■ Problem to work on
The records below must be transcribed exactly. Do not include the pictures.

[Stored dataset items]
──────────────────────────────
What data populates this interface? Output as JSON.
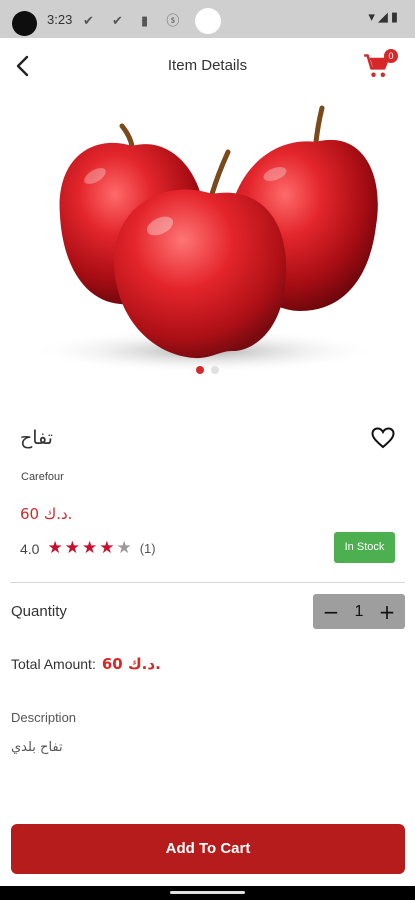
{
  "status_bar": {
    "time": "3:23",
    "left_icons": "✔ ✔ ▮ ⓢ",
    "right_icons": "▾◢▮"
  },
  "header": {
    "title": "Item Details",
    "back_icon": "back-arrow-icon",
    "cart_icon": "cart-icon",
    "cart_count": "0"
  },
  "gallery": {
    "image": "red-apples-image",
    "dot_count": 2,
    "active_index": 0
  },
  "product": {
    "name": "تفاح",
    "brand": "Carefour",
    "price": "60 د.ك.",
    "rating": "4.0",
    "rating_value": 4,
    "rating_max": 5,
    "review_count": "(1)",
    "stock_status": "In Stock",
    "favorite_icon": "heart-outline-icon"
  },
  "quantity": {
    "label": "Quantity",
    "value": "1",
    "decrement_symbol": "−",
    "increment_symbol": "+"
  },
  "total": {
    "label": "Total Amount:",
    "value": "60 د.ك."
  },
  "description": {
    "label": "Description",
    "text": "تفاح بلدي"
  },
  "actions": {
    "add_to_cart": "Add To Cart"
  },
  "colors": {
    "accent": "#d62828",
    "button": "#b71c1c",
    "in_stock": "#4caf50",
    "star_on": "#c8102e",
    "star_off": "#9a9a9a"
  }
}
──────────────────────────────
■ Exercise output
What data populates this interface? Output as JSON.
{
  "status_bar": {
    "time": "3:23",
    "left_icons": "✔ ✔ ▮ ⓢ",
    "right_icons": "▾◢▮"
  },
  "header": {
    "title": "Item Details",
    "back_icon": "back-arrow-icon",
    "cart_icon": "cart-icon",
    "cart_count": "0"
  },
  "gallery": {
    "image": "red-apples-image",
    "dot_count": 2,
    "active_index": 0
  },
  "product": {
    "name": "تفاح",
    "brand": "Carefour",
    "price": "60 د.ك.",
    "rating": "4.0",
    "rating_value": 4,
    "rating_max": 5,
    "review_count": "(1)",
    "stock_status": "In Stock",
    "favorite_icon": "heart-outline-icon"
  },
  "quantity": {
    "label": "Quantity",
    "value": "1",
    "decrement_symbol": "−",
    "increment_symbol": "+"
  },
  "total": {
    "label": "Total Amount:",
    "value": "60 د.ك."
  },
  "description": {
    "label": "Description",
    "text": "تفاح بلدي"
  },
  "actions": {
    "add_to_cart": "Add To Cart"
  },
  "colors": {
    "accent": "#d62828",
    "button": "#b71c1c",
    "in_stock": "#4caf50",
    "star_on": "#c8102e",
    "star_off": "#9a9a9a"
  }
}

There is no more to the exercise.